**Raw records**

----------

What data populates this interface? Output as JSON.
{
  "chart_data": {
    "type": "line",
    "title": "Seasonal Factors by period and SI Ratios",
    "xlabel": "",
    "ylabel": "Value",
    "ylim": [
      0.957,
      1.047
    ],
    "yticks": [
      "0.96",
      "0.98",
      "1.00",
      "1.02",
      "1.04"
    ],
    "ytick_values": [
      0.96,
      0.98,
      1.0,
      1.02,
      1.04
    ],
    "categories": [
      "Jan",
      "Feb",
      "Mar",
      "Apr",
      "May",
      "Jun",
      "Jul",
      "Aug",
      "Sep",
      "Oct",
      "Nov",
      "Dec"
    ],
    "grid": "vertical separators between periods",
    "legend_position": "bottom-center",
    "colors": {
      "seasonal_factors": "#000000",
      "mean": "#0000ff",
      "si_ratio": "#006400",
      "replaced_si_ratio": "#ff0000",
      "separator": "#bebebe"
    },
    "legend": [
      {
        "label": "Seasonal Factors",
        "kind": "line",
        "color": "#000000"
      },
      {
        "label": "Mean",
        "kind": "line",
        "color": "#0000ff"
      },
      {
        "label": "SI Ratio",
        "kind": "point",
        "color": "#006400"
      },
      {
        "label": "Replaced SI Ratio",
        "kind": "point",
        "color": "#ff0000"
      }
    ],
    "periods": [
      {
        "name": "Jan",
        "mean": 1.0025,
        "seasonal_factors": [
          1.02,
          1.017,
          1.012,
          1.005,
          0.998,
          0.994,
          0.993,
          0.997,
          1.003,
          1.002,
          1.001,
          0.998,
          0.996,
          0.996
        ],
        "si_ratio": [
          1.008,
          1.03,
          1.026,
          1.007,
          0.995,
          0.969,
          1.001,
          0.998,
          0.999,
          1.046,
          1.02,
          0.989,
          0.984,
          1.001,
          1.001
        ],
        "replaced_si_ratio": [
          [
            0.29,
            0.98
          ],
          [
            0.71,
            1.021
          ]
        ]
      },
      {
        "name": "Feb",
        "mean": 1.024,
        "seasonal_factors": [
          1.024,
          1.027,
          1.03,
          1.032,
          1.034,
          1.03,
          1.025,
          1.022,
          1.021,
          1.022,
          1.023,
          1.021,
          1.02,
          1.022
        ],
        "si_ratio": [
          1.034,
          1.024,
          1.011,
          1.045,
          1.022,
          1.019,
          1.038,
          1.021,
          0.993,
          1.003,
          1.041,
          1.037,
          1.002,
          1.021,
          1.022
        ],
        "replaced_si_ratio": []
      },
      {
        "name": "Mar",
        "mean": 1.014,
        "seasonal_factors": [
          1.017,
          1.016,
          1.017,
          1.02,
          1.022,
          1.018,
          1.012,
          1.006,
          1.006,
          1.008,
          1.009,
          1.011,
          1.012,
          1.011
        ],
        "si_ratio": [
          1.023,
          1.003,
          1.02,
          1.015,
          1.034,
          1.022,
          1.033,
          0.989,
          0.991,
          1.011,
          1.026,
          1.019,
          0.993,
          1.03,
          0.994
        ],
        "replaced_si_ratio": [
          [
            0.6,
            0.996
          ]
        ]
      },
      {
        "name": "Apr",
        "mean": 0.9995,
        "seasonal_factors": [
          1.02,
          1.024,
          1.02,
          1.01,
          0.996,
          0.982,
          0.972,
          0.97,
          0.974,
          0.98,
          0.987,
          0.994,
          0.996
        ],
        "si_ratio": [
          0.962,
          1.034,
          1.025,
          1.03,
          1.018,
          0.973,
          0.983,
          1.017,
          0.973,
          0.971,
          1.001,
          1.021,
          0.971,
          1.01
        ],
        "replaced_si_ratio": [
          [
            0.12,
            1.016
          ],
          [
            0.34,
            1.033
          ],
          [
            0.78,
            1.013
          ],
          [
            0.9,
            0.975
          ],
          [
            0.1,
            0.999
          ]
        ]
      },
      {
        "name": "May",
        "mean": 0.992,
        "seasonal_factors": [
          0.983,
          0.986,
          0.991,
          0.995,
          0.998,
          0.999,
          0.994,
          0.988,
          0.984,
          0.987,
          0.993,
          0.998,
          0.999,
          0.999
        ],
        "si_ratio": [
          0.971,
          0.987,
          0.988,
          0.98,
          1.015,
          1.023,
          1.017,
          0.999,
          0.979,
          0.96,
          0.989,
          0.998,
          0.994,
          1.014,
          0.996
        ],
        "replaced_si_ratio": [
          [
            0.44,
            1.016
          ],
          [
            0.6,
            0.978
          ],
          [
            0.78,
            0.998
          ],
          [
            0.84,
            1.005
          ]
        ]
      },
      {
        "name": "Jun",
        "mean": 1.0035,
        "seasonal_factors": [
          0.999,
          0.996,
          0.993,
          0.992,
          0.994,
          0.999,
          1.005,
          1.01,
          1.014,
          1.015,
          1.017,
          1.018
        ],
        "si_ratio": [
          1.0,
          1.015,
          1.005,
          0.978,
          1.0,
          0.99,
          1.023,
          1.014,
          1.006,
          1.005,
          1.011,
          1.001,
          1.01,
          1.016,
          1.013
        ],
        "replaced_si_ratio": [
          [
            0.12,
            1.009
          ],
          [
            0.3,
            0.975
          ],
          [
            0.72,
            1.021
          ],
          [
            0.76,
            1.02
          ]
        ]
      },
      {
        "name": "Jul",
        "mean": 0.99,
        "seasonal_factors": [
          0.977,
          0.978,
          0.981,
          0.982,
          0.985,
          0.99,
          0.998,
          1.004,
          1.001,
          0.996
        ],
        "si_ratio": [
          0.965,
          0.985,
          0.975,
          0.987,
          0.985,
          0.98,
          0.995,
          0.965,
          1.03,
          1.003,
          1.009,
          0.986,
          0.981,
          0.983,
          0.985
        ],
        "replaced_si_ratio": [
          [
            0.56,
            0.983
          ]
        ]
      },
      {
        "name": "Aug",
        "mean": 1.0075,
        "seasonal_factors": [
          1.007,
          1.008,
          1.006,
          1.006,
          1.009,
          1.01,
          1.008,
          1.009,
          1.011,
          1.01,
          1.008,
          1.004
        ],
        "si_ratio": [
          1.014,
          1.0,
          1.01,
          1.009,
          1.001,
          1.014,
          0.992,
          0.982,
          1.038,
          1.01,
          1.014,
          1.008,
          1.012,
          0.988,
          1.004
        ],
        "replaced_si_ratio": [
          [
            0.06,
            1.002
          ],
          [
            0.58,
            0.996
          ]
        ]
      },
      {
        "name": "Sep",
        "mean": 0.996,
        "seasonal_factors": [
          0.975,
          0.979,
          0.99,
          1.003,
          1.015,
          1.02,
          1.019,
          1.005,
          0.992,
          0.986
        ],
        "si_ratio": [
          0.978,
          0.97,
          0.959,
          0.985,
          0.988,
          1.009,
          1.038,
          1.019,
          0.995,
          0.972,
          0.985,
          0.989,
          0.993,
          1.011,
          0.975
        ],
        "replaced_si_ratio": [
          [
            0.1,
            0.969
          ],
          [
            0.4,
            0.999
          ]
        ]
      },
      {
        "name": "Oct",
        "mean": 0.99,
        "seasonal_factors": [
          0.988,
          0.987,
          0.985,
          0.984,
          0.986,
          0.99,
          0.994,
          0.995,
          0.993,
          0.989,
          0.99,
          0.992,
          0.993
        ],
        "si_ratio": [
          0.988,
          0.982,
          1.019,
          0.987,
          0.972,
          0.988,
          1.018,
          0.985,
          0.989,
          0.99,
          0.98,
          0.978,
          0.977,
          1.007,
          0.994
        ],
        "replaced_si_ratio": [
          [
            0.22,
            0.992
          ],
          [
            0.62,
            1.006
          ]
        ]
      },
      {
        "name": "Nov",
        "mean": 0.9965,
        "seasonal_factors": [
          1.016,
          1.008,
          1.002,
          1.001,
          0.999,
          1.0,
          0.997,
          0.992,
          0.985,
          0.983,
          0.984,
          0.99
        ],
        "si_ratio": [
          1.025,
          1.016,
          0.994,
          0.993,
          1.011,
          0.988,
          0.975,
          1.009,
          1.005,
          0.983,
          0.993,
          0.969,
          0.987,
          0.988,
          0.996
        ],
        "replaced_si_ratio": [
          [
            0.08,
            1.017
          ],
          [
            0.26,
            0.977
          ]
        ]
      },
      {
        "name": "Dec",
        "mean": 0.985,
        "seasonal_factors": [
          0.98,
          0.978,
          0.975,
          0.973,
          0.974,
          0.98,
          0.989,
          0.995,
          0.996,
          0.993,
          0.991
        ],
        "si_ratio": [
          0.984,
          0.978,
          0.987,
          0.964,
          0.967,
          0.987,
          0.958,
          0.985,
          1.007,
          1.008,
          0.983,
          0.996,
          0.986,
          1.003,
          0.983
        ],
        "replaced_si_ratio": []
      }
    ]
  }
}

----------

**Written request**
Check every line for "name" and show the ones that have it.

**Reply to the task**
        "name": "Jan",
        "name": "Feb",
        "name": "Mar",
        "name": "Apr",
        "name": "May",
        "name": "Jun",
        "name": "Jul",
        "name": "Aug",
        "name": "Sep",
        "name": "Oct",
        "name": "Nov",
        "name": "Dec",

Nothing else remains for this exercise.